• TASK OBJECTIVE: Gather the lines that hold the string "icon".

• MATERIAL FOR THIS TASK:

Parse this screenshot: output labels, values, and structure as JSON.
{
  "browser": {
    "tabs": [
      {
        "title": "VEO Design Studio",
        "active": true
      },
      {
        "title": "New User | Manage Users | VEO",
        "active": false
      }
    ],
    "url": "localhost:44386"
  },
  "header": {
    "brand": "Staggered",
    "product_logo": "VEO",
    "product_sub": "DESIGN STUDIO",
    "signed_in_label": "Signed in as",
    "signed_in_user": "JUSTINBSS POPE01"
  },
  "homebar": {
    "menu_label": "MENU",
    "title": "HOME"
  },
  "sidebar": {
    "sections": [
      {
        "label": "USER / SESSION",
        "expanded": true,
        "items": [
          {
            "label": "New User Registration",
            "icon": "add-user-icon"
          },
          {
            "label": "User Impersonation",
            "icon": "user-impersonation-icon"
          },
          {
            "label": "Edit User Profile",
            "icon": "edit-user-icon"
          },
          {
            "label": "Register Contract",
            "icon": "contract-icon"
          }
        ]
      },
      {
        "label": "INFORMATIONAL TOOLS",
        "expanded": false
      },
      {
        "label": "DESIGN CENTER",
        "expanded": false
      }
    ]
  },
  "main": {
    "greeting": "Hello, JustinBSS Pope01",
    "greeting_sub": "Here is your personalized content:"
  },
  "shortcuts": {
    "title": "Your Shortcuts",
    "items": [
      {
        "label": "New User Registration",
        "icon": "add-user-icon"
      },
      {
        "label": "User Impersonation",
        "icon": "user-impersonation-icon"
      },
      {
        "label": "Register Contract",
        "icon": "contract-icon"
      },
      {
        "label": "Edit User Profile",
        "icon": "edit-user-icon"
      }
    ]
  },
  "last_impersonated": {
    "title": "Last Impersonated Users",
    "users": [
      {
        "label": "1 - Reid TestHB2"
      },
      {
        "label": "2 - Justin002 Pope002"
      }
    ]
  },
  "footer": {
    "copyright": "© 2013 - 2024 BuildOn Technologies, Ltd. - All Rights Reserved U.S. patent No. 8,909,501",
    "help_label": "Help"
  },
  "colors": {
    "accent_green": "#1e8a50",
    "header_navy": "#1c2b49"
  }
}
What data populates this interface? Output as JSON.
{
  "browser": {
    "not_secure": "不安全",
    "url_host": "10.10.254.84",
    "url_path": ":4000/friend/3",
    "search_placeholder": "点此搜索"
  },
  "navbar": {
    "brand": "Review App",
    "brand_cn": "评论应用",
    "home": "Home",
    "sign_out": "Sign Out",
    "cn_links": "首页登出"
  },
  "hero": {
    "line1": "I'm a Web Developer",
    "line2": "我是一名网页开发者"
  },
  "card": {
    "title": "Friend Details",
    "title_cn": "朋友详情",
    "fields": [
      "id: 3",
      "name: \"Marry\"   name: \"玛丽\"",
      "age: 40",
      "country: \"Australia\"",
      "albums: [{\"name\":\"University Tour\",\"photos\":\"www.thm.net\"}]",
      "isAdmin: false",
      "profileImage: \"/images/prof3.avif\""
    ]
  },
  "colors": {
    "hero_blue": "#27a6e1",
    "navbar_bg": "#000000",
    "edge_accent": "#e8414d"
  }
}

• THE RESULT:
            "icon": "add-user-icon"
            "icon": "user-impersonation-icon"
            "icon": "edit-user-icon"
            "icon": "contract-icon"
        "icon": "add-user-icon"
        "icon": "user-impersonation-icon"
        "icon": "contract-icon"
        "icon": "edit-user-icon"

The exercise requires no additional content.